• **WORK TO COMPLETE**:
From the entries below, copy out every line with "выступают" in it.

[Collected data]
········

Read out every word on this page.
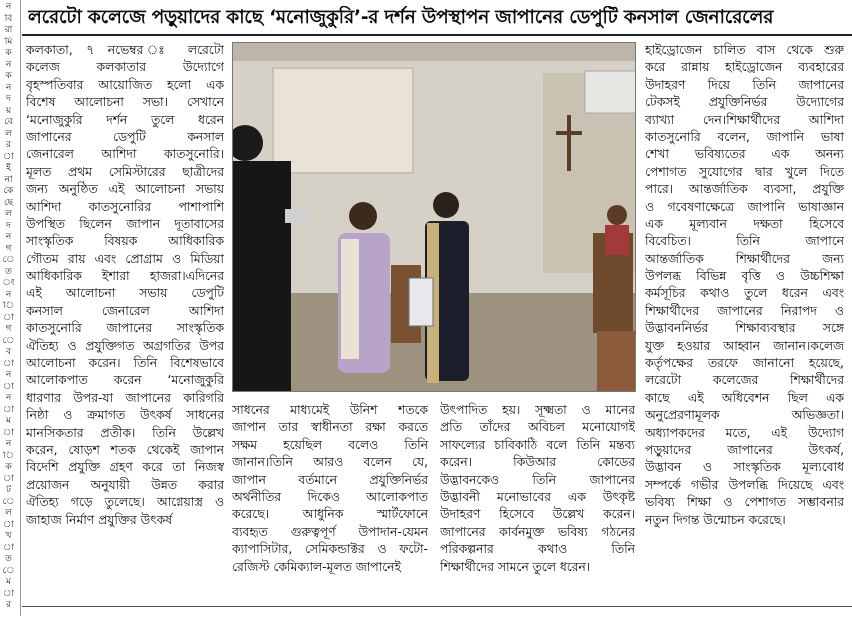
ন
বি
রা
মি
ক
ন
ক
ন
দ
য়
বে
ল
র
া
ই
না
কে
ছে
ল
দ
ন
গ
ে
ত
ং
ন
ি
া
গ
ে
ব
া
ন
া
ন
া
ম
া
ন
ি
ক
া
ট
ে
ল
া
খ
া
ত
ে
ম
া
র
লরেটো কলেজে পড়ুয়াদের কাছে ‘মনোজুকুরি’-র দর্শন উপস্থাপন জাপানের ডেপুটি কনসাল জেনারেলের
কলকাতা, ৭ নভেম্বর ঃ লরেটো
কলেজ কলকাতার উদ্যোগে
বৃহস্পতিবার আয়োজিত হলো এক
বিশেষ আলোচনা সভা। সেখানে
‘মনোজুকুরি দর্শন তুলে ধরেন
জাপানের ডেপুটি কনসাল
জেনারেল আশিদা কাতসুনোরি।
মূলত প্রথম সেমিস্টারের ছাত্রীদের
জন্য অনুষ্ঠিত এই আলোচনা সভায়
আশিদা কাতসুনোরির পাশাপাশি
উপস্থিত ছিলেন জাপান দূতাবাসের
সাংস্কৃতিক বিষয়ক আধিকারিক
গৌতম রায় এবং প্রোগ্রাম ও মিডিয়া
আধিকারিক ইশারা হাজরা।এদিনের
এই আলোচনা সভায় ডেপুটি
কনসাল জেনারেল আশিদা
কাতসুনোরি জাপানের সাংস্কৃতিক
ঐতিহ্য ও প্রযুক্তিগত অগ্রগতির উপর
আলোচনা করেন। তিনি বিশেষভাবে
আলোকপাত করেন ‘মনোজুকুরি
ধারণার উপর-যা জাপানের কারিগরি
নিষ্ঠা ও ক্রমাগত উৎকর্ষ সাধনের
মানসিকতার প্রতীক। তিনি উল্লেখ
করেন, ষোড়শ শতক থেকেই জাপান
বিদেশি প্রযুক্তি গ্রহণ করে তা নিজস্ব
প্রয়োজন অনুযায়ী উন্নত করার
ঐতিহ্য গড়ে তুলেছে। আগ্নেয়াস্ত্র ও
জাহাজ নির্মাণ প্রযুক্তির উৎকর্ষ
সাধনের মাধ্যমেই উনিশ শতকে
জাপান তার স্বাধীনতা রক্ষা করতে
সক্ষম হয়েছিল বলেও তিনি
জানান।তিনি আরও বলেন যে,
জাপান বর্তমানে প্রযুক্তিনির্ভর
অর্থনীতির দিকেও আলোকপাত
করেছে। আধুনিক স্মার্টফোনে
ব্যবহৃত গুরুত্বপূর্ণ উপাদান-যেমন
ক্যাপাসিটার, সেমিকন্ডাক্টর ও ফটো-
রেজিস্ট কেমিক্যাল-মূলত জাপানেই
উৎপাদিত হয়। সূক্ষ্মতা ও মানের
প্রতি তাঁদের অবিচল মনোযোগই
সাফল্যের চাবিকাঠি বলে তিনি মন্তব্য
করেন। কিউআর কোডের
উদ্ভাবনকেও তিনি জাপানের
উদ্ভাবনী মনোভাবের এক উৎকৃষ্ট
উদাহরণ হিসেবে উল্লেখ করেন।
জাপানের কার্বনমুক্ত ভবিষ্য গঠনের
পরিকল্পনার কথাও তিনি
শিক্ষার্থীদের সামনে তুলে ধরেন।
হাইড্রোজেন চালিত বাস থেকে শুরু
করে রান্নায় হাইড্রোজেন ব্যবহারের
উদাহরণ দিয়ে তিনি জাপানের
টেকসই প্রযুক্তিনির্ভর উদ্যোগের
ব্যাখ্যা দেন।শিক্ষার্থীদের আশিদা
কাতসুনোরি বলেন, জাপানি ভাষা
শেখা ভবিষ্যতের এক অনন্য
পেশাগত সুযোগের দ্বার খুলে দিতে
পারে। আন্তর্জাতিক ব্যবসা, প্রযুক্তি
ও গবেষণাক্ষেত্রে জাপানি ভাষাজ্ঞান
এক মূল্যবান দক্ষতা হিসেবে
বিবেচিত। তিনি জাপানে
আন্তর্জাতিক শিক্ষার্থীদের জন্য
উপলব্ধ বিভিন্ন বৃত্তি ও উচ্চশিক্ষা
কর্মসূচির কথাও তুলে ধরেন এবং
শিক্ষার্থীদের জাপানের নিরাপদ ও
উদ্ভাবননির্ভর শিক্ষাব্যবস্থার সঙ্গে
যুক্ত হওয়ার আহ্বান জানান।কলেজ
কর্তৃপক্ষের তরফে জানানো হয়েছে,
লরেটো কলেজের শিক্ষার্থীদের
কাছে এই অধিবেশন ছিল এক
অনুপ্রেরণামূলক অভিজ্ঞতা।
অধ্যাপকদের মতে, এই উদ্যোগ
পড়ুয়াদের জাপানের উৎকর্ষ,
উদ্ভাবন ও সাংস্কৃতিক মূল্যবোধ
সম্পর্কে গভীর উপলব্ধি দিয়েছে এবং
ভবিষ্য শিক্ষা ও পেশাগত সম্ভাবনার
নতুন দিগন্ত উন্মোচন করেছে।
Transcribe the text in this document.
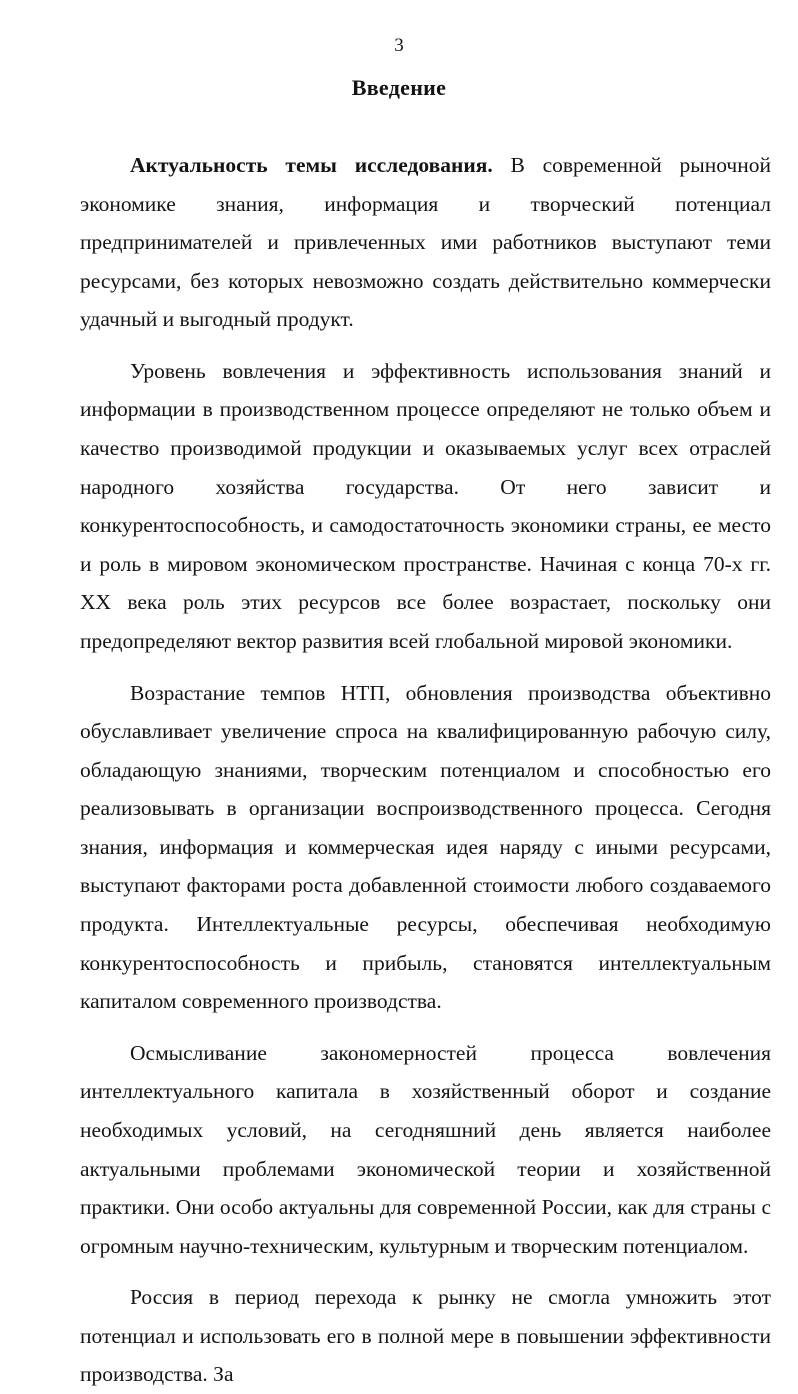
3
Введение

Актуальность темы исследования. В современной рыночной экономике знания, информация и творческий потенциал предпринимателей и привлеченных ими работников выступают теми ресурсами, без которых невозможно создать действительно коммерчески удачный и выгодный продукт.

Уровень вовлечения и эффективность использования знаний и информации в производственном процессе определяют не только объем и качество производимой продукции и оказываемых услуг всех отраслей народного хозяйства государства. От него зависит и конкурентоспособность, и самодостаточность экономики страны, ее место и роль в мировом экономическом пространстве. Начиная с конца 70-х гг. XX века роль этих ресурсов все более возрастает, поскольку они предопределяют вектор развития всей глобальной мировой экономики.

Возрастание темпов НТП, обновления производства объективно обуславливает увеличение спроса на квалифицированную рабочую силу, обладающую знаниями, творческим потенциалом и способностью его реализовывать в организации воспроизводственного процесса. Сегодня знания, информация и коммерческая идея наряду с иными ресурсами, выступают факторами роста добавленной стоимости любого создаваемого продукта. Интеллектуальные ресурсы, обеспечивая необходимую конкурентоспособность и прибыль, становятся интеллектуальным капиталом современного производства.

Осмысливание закономерностей процесса вовлечения интеллектуального капитала в хозяйственный оборот и создание необходимых условий, на сегодняшний день является наиболее актуальными проблемами экономической теории и хозяйственной практики. Они особо актуальны для современной России, как для страны с огромным научно-техническим, культурным и творческим потенциалом.

Россия в период перехода к рынку не смогла умножить этот потенциал и использовать его в полной мере в повышении эффективности производства. За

········

• **SOLUTION FOR THIS EXERCISE**:
Актуальность темы исследования. В современной рыночной экономике знания, информация и творческий потенциал предпринимателей и привлеченных ими работников выступают теми ресурсами, без которых невозможно создать действительно коммерчески удачный и выгодный продукт.
Возрастание темпов НТП, обновления производства объективно обуславливает увеличение спроса на квалифицированную рабочую силу, обладающую знаниями, творческим потенциалом и способностью его реализовывать в организации воспроизводственного процесса. Сегодня знания, информация и коммерческая идея наряду с иными ресурсами, выступают факторами роста добавленной стоимости любого создаваемого продукта. Интеллектуальные ресурсы, обеспечивая необходимую конкурентоспособность и прибыль, становятся интеллектуальным капиталом современного производства.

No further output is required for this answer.